| WHAT TO WORK ON |
**A)** Retype the portion of the Green Gartside interview that begins at the words "You mean do" and stops after "whoever made it!".
**B)** Translate this sentence from the Green Gartside interview into Spanish: "It’s not an easy trick to pull off, and I’ve been mistrustful of it."
**C)** Proceed with the Green Gartside interview, picking up after its final sentence.

| EXCERPT PROVIDED |
++++++

The cause of the itch
I phoned up Green Gartside
yesterday, to ask him some questions about a forthcoming Rough Trade reissue of
the early Scritti Politti singles and eps. A tiny sliver of the Q&A will
appear in Uncut next month, but I thought enough people might find the
transcript interesting to justify putting it up here. As the interview begins,
I have just interrupted Mr Gartside while he was engrossed in Halo 2.
Does the fact that you’ve agreed to this reissue mean you’re fonder of these records than you once were?
I’m not really fond of any of the music I’ve made and I’ve normally done my best to make sure that as few people get to hear it as possible! It’s always uncomfortable for me to listen to anything I’ve ever done. I mean, you try and make sure that the last time you leave the studio after having prepared the final mix is the last time you ever hear it. You go to extraordinary lengths (or you don’t) to make sure you never hear it again. It’s uncomfortable – let’s put it that way.
Would you rather other people didn’t hear it either?!
I can just reiterate that I find the whole business… uncomfortable is the word. The whole thing is so sonically and politically and emotionally… early. And that’s something you either feel comfortable with or feel a bit uncomfortable about. And I suppose I tend to the latter.
Do the contingencies of history and fashion affect how
the music sounds?
You mean do I get to hear it afresh? The nearest I ever came to that was, I remember talking to Robert Wyatt a long time ago about how much I disliked… let’s just say, earlier work. And he said he felt the same way, and it was agony for him to listen to early stuff, until he took the imaginative leap into assuming that the music was by somebody else. It’s not an easy trick to pull off, and I’ve been mistrustful of it. I guess on those grounds I would certainly be prepared to forgive whoever made it!

++++++

| RECORD EXCERPTS |

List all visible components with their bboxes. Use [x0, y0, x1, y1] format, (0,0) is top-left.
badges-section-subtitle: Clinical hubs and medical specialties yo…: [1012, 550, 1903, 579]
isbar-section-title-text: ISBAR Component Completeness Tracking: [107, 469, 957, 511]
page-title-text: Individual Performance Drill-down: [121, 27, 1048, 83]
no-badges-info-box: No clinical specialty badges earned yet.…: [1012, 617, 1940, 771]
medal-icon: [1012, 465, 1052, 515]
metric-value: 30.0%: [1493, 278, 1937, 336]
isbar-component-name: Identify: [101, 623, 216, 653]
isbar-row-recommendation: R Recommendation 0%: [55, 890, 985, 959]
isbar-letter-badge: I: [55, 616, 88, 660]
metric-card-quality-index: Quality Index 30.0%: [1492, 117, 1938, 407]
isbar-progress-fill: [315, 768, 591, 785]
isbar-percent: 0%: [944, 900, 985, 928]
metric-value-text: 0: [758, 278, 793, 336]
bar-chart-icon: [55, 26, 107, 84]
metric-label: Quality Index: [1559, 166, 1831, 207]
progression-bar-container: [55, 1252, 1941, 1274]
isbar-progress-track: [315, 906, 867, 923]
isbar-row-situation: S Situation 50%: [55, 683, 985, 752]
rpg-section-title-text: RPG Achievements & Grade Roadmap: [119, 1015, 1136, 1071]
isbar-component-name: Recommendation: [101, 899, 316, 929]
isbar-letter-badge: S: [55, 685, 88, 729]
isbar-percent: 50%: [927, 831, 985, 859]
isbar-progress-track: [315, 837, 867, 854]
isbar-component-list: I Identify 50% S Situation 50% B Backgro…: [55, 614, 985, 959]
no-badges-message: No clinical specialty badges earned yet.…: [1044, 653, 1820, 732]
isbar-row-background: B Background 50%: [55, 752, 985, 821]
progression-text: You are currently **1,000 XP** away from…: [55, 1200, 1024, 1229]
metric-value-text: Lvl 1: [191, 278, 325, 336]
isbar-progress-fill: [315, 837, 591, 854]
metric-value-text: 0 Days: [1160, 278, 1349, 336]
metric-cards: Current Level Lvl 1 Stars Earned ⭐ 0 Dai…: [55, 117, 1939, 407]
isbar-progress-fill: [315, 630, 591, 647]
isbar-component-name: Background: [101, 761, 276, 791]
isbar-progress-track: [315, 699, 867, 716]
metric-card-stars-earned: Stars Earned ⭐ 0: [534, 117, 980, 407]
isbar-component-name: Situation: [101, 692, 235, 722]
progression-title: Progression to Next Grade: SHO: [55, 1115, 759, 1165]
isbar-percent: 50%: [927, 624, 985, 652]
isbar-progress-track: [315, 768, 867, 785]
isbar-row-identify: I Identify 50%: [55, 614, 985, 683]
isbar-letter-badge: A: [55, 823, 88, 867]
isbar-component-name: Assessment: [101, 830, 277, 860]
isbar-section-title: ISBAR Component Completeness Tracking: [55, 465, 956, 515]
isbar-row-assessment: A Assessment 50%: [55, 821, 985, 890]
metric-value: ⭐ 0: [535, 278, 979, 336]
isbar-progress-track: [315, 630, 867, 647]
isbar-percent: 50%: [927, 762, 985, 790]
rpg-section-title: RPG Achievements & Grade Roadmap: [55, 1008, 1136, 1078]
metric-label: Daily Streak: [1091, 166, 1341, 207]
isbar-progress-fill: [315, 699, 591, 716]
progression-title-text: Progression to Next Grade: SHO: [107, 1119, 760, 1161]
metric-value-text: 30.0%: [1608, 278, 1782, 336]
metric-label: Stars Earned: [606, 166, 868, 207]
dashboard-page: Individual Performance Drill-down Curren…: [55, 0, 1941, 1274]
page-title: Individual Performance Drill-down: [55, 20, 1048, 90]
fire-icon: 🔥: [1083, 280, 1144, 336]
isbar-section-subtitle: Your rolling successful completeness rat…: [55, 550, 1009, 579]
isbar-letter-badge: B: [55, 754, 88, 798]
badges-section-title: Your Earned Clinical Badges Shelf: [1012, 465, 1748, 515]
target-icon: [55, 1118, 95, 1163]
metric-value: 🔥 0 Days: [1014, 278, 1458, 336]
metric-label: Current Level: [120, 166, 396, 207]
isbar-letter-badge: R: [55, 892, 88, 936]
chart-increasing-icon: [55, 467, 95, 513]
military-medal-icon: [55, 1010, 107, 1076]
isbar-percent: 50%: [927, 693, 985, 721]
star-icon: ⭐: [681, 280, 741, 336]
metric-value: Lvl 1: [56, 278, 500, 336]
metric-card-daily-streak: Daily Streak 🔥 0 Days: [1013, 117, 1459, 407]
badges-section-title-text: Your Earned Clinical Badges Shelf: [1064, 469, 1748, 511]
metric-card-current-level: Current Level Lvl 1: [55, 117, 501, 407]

++++++

| RESPONSE LIST |
**A)**
You mean do I get to hear it afresh? The nearest I ever came to that was, I remember talking to Robert Wyatt a long time ago about how much I disliked… let’s just say, earlier work. And he said he felt the same way, and it was agony for him to listen to early stuff, until he took the imaginative leap into assuming that the music was by somebody else. It’s not an easy trick to pull off, and I’ve been mistrustful of it. I guess on those grounds I would certainly be prepared to forgive whoever made it!

**B)** No es un truco fácil de lograr, y he desconfiado de él.

**C)**
There’s a lot of nostalgia for that scratchy early punk-funk sound at the moment…
It’s just the way things go, the amount of time that’s elapsed. I guess at the moment it is fashionable, and it’s for those with the stomach for it, and the spare time, and it’ll be rewritten and reread and I’m not sure I’ll take a whole heap of notice. I spend as little time thinking about the past as I’m able to and when called upon to try and remember the past I find years of active forgetfulness strategy and Guinness have done pretty well at blurring it all into a relatively inaccessible realm.
A band like Bloc Party, talking about themselves as an ‘autonomous unit’, seem to be entirely composed of these fashionable but empty signifiers…
And what was your degree in young man?! How empty are those gestures? Well that’s a very big question… I don’t know. I guess with a lot of it… Having been there “the first time around”, there’s not a lot to interest me about people who sound like any number of bands who could have walked into Rough Trade on a wet Wednesday back in the day. Not a very edifying spectacle I’m afraid.
Isn’t it depressing, this stripmining of cultural
history?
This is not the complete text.